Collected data
---------------

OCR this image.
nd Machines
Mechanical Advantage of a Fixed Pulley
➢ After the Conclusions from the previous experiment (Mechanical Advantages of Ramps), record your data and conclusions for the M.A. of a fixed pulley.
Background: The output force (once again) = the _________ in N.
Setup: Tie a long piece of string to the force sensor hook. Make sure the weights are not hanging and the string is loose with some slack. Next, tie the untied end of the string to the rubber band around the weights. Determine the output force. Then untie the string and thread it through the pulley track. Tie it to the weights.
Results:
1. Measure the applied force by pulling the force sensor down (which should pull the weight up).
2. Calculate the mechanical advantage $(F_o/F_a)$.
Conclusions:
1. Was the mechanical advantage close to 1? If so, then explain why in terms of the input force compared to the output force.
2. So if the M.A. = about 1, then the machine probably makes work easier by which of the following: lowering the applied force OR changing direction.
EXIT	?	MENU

---------------

- SET EXERCISE
Restate the data above word for word, please.

- THE SOLUTION
OCR this image.
nd Machines
Mechanical Advantage of a Fixed Pulley
➢ After the Conclusions from the previous experiment (Mechanical Advantages of Ramps), record your data and conclusions for the M.A. of a fixed pulley.
Background: The output force (once again) = the _________ in N.
Setup: Tie a long piece of string to the force sensor hook. Make sure the weights are not hanging and the string is loose with some slack. Next, tie the untied end of the string to the rubber band around the weights. Determine the output force. Then untie the string and thread it through the pulley track. Tie it to the weights.
Results:
1. Measure the applied force by pulling the force sensor down (which should pull the weight up).
2. Calculate the mechanical advantage $(F_o/F_a)$.
Conclusions:
1. Was the mechanical advantage close to 1? If so, then explain why in terms of the input force compared to the output force.
2. So if the M.A. = about 1, then the machine probably makes work easier by which of the following: lowering the applied force OR changing direction.
EXIT	?	MENU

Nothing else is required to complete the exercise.